**Task to complete**
Every entry must be repeated exactly. Exclude all pictures.

**Source records**
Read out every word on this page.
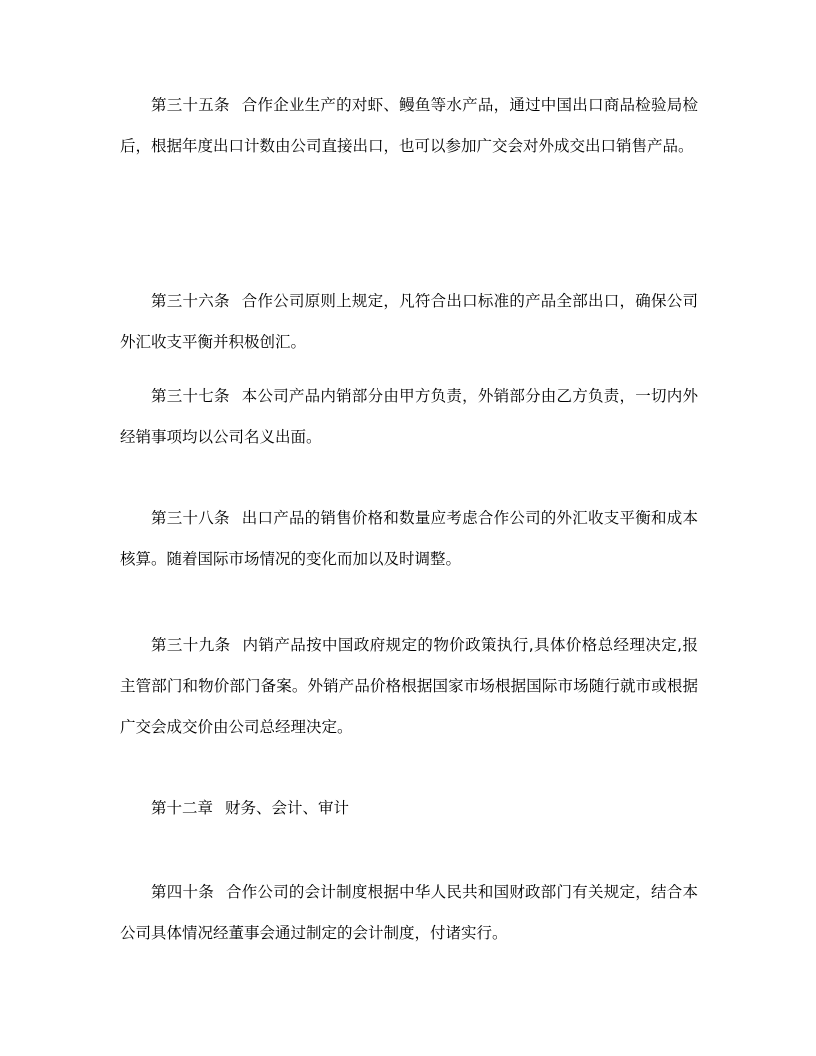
第三十五条 合作企业生产的对虾、鳗鱼等水产品，通过中国出口商品检验局检后，根据年度出口计数由公司直接出口，也可以参加广交会对外成交出口销售产品。

第三十六条 合作公司原则上规定，凡符合出口标准的产品全部出口，确保公司外汇收支平衡并积极创汇。

第三十七条 本公司产品内销部分由甲方负责，外销部分由乙方负责，一切内外经销事项均以公司名义出面。

第三十八条 出口产品的销售价格和数量应考虑合作公司的外汇收支平衡和成本核算。随着国际市场情况的变化而加以及时调整。

第三十九条 内销产品按中国政府规定的物价政策执行,具体价格总经理决定,报主管部门和物价部门备案。外销产品价格根据国家市场根据国际市场随行就市或根据广交会成交价由公司总经理决定。

第十二章 财务、会计、审计

第四十条 合作公司的会计制度根据中华人民共和国财政部门有关规定，结合本公司具体情况经董事会通过制定的会计制度，付诸实行。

**Answer to this exercise**
Read out every word on this page.
第三十五条 合作企业生产的对虾、鳗鱼等水产品，通过中国出口商品检验局检后，根据年度出口计数由公司直接出口，也可以参加广交会对外成交出口销售产品。

第三十六条 合作公司原则上规定，凡符合出口标准的产品全部出口，确保公司外汇收支平衡并积极创汇。

第三十七条 本公司产品内销部分由甲方负责，外销部分由乙方负责，一切内外经销事项均以公司名义出面。

第三十八条 出口产品的销售价格和数量应考虑合作公司的外汇收支平衡和成本核算。随着国际市场情况的变化而加以及时调整。

第三十九条 内销产品按中国政府规定的物价政策执行,具体价格总经理决定,报主管部门和物价部门备案。外销产品价格根据国家市场根据国际市场随行就市或根据广交会成交价由公司总经理决定。

第十二章 财务、会计、审计

第四十条 合作公司的会计制度根据中华人民共和国财政部门有关规定，结合本公司具体情况经董事会通过制定的会计制度，付诸实行。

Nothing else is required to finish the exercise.